→ **CHALLENGE**
Set down the material below in full, matching it exactly.

--- Start of GIVEN RECORDS ---

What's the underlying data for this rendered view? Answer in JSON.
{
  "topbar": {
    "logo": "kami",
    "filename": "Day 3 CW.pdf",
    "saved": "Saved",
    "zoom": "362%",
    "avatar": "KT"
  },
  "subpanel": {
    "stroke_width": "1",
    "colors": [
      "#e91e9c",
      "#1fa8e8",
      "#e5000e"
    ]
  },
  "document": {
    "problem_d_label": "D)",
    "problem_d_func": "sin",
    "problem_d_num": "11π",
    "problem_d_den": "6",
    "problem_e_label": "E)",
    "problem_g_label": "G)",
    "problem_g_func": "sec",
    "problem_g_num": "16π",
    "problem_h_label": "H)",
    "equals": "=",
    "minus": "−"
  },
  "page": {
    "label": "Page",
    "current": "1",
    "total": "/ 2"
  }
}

--- End of GIVEN RECORDS ---

→ **WORKED ANSWER**
What's the underlying data for this rendered view? Answer in JSON.
{
  "topbar": {
    "logo": "kami",
    "filename": "Day 3 CW.pdf",
    "saved": "Saved",
    "zoom": "362%",
    "avatar": "KT"
  },
  "subpanel": {
    "stroke_width": "1",
    "colors": [
      "#e91e9c",
      "#1fa8e8",
      "#e5000e"
    ]
  },
  "document": {
    "problem_d_label": "D)",
    "problem_d_func": "sin",
    "problem_d_num": "11π",
    "problem_d_den": "6",
    "problem_e_label": "E)",
    "problem_g_label": "G)",
    "problem_g_func": "sec",
    "problem_g_num": "16π",
    "problem_h_label": "H)",
    "equals": "=",
    "minus": "−"
  },
  "page": {
    "label": "Page",
    "current": "1",
    "total": "/ 2"
  }
}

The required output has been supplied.